Among the entries below, find the lines with "adversos" and copy them.
++++++
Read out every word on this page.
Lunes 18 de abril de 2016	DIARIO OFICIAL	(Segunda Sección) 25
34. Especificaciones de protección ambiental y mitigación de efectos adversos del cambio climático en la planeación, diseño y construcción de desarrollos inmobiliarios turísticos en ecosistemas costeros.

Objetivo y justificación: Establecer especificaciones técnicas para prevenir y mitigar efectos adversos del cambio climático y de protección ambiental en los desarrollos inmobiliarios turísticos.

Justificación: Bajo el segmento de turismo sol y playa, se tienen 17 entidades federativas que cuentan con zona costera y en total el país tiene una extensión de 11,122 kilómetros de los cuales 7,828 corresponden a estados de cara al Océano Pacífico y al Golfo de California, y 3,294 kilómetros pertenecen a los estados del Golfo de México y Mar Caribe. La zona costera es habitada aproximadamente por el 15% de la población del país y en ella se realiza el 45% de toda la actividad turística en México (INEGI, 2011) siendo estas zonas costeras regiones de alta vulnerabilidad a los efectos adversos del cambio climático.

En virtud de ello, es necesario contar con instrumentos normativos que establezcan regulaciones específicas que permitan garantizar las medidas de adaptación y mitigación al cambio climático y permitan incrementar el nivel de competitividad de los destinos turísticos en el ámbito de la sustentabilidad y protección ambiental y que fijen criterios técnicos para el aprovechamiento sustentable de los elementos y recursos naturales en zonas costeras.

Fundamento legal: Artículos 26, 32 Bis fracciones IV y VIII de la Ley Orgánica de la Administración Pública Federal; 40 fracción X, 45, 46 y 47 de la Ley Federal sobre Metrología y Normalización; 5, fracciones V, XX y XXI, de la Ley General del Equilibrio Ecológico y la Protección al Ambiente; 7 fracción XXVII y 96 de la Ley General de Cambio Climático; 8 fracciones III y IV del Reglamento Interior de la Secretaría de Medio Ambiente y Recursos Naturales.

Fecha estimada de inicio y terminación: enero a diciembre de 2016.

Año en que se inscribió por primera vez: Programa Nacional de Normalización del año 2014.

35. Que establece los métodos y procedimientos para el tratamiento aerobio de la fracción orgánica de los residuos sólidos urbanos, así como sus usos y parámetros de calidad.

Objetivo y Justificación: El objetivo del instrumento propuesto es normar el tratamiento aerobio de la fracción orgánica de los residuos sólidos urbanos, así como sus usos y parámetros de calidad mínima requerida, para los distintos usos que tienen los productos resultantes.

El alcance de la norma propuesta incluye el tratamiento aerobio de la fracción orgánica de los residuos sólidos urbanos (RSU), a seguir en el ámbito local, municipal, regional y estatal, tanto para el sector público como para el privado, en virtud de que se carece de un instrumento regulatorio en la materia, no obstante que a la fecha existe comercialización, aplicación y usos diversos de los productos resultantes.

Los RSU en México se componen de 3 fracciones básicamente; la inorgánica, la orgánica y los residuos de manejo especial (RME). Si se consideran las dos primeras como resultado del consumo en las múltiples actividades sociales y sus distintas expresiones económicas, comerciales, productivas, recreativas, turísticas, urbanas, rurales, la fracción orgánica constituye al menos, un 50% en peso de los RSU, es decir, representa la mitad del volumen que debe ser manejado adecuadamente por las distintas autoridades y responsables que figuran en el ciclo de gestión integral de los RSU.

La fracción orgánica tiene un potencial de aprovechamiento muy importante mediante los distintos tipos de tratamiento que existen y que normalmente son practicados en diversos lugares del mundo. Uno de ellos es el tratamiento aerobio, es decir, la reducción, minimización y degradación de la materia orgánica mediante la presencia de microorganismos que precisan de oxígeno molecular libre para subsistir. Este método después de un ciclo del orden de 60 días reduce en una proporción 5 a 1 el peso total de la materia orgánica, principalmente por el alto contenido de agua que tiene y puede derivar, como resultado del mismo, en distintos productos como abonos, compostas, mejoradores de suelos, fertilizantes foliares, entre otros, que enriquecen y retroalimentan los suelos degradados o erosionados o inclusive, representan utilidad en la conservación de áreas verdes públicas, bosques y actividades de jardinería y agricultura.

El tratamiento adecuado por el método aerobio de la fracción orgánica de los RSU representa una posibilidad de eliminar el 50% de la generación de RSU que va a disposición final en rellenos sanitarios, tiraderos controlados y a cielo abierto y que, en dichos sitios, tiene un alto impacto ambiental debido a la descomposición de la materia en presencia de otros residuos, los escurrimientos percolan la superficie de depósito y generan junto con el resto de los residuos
++++++
§ SOLUTION:
34. Especificaciones de protección ambiental y mitigación de efectos adversos del cambio climático en la planeación, diseño y construcción de desarrollos inmobiliarios turísticos en ecosistemas costeros.
Objetivo y justificación: Establecer especificaciones técnicas para prevenir y mitigar efectos adversos del cambio climático y de protección ambiental en los desarrollos inmobiliarios turísticos.
Justificación: Bajo el segmento de turismo sol y playa, se tienen 17 entidades federativas que cuentan con zona costera y en total el país tiene una extensión de 11,122 kilómetros de los cuales 7,828 corresponden a estados de cara al Océano Pacífico y al Golfo de California, y 3,294 kilómetros pertenecen a los estados del Golfo de México y Mar Caribe. La zona costera es habitada aproximadamente por el 15% de la población del país y en ella se realiza el 45% de toda la actividad turística en México (INEGI, 2011) siendo estas zonas costeras regiones de alta vulnerabilidad a los efectos adversos del cambio climático.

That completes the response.